Copy each line in which the string "this" occurs.

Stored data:

=====

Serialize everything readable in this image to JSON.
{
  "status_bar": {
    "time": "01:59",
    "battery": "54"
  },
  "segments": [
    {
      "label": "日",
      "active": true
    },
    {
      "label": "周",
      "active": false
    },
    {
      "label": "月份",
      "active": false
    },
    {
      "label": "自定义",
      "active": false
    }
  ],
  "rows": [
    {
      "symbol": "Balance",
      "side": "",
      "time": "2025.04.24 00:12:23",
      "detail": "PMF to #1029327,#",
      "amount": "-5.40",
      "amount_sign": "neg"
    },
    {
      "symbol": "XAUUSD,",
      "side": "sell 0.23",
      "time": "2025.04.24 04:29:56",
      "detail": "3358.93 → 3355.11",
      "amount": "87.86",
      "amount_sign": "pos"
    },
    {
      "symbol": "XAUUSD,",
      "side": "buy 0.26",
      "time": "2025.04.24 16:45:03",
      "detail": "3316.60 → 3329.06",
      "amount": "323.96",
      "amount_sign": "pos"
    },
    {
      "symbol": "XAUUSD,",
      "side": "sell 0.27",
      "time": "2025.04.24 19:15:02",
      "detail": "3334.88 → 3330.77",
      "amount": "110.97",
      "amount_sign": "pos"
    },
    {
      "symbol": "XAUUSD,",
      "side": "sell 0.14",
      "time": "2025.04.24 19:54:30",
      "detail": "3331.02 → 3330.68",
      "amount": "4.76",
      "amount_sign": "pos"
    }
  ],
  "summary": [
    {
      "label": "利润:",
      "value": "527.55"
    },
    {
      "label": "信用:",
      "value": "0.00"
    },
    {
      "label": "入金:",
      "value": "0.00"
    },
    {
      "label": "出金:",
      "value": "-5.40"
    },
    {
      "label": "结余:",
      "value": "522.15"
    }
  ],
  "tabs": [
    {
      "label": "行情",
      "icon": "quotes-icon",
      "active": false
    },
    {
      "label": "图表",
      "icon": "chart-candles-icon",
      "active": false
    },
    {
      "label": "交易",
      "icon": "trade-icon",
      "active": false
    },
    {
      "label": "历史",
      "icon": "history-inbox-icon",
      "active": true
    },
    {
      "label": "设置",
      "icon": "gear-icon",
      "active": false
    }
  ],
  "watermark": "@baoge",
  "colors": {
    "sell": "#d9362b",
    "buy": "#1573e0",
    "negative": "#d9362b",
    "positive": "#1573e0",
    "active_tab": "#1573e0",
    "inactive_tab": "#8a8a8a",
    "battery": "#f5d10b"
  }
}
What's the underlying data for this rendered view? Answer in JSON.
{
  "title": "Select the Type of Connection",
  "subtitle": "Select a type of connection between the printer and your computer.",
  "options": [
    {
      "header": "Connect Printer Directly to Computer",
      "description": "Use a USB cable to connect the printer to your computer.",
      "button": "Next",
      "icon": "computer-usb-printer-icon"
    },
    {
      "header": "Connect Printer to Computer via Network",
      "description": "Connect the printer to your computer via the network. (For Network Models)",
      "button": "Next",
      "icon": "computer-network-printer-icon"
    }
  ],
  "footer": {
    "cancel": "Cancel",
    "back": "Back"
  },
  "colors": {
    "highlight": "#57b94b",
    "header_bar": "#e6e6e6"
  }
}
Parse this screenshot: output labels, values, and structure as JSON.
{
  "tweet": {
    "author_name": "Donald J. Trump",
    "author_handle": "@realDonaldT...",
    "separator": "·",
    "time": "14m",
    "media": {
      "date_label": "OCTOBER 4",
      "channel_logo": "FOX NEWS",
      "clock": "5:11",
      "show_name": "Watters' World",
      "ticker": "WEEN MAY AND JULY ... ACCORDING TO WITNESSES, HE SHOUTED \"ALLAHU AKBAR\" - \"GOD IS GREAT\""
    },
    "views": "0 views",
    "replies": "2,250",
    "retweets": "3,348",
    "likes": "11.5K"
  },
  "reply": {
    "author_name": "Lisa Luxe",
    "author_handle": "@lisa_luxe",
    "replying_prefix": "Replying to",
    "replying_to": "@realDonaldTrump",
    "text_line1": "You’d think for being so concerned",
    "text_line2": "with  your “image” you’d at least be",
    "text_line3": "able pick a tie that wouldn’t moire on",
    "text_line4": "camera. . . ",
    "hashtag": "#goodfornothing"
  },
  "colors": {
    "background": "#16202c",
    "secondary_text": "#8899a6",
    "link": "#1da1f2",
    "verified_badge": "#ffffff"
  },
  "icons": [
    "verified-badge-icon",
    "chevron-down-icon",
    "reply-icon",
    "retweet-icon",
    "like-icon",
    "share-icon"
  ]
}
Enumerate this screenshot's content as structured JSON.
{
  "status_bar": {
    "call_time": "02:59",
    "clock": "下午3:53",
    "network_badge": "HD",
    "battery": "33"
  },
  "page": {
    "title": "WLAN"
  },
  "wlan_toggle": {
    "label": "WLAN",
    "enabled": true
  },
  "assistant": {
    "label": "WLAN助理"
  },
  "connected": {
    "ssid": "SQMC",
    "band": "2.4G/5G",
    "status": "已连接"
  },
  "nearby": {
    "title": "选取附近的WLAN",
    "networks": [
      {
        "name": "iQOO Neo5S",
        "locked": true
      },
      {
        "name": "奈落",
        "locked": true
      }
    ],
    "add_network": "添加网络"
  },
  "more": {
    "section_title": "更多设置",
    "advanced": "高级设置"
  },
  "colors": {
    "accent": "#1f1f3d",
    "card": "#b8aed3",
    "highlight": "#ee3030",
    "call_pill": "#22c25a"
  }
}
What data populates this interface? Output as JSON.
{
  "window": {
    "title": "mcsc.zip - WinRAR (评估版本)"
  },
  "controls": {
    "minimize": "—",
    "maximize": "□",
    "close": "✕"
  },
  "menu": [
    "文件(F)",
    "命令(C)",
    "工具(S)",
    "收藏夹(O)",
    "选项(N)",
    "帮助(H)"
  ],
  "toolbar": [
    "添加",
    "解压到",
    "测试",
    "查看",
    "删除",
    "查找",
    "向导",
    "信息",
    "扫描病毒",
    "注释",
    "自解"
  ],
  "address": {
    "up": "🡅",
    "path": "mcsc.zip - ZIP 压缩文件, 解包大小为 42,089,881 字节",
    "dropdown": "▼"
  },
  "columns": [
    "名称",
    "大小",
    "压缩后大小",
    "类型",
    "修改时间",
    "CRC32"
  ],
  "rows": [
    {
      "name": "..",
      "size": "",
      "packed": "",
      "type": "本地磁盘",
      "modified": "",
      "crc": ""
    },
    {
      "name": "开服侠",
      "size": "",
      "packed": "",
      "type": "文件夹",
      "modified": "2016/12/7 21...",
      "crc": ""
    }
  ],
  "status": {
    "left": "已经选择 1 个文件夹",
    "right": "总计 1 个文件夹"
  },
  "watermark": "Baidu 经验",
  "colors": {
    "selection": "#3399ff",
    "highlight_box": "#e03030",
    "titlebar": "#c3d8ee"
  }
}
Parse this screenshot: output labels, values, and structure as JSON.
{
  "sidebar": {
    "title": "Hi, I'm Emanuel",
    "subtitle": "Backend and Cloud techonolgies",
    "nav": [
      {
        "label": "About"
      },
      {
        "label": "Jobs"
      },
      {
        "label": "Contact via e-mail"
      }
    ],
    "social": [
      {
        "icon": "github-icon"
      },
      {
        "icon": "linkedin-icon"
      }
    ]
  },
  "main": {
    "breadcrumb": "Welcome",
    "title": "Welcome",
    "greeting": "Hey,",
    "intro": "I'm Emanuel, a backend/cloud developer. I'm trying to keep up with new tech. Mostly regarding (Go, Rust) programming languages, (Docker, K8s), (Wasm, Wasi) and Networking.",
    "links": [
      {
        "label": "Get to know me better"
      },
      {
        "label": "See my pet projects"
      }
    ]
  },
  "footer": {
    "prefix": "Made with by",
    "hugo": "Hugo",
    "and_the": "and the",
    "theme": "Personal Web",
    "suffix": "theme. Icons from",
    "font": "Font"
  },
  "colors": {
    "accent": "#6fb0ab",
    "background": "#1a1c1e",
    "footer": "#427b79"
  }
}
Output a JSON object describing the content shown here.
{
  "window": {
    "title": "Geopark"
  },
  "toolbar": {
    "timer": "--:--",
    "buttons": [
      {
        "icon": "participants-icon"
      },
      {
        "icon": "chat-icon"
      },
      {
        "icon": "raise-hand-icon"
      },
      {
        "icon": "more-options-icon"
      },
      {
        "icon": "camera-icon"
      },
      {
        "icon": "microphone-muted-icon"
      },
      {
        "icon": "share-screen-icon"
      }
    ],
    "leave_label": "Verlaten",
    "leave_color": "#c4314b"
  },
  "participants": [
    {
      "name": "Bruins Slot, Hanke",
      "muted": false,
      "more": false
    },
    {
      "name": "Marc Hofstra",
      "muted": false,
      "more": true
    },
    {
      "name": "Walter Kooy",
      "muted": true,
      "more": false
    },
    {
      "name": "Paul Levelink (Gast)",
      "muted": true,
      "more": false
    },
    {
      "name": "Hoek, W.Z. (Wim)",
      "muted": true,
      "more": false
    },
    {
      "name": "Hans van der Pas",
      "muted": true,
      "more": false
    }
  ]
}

=====

- THE ANSWER -
Serialize everything readable in this image to JSON.
What's the underlying data for this rendered view? Answer in JSON.
Parse this screenshot: output labels, values, and structure as JSON.
Enumerate this screenshot's content as structured JSON.
What data populates this interface? Output as JSON.
Parse this screenshot: output labels, values, and structure as JSON.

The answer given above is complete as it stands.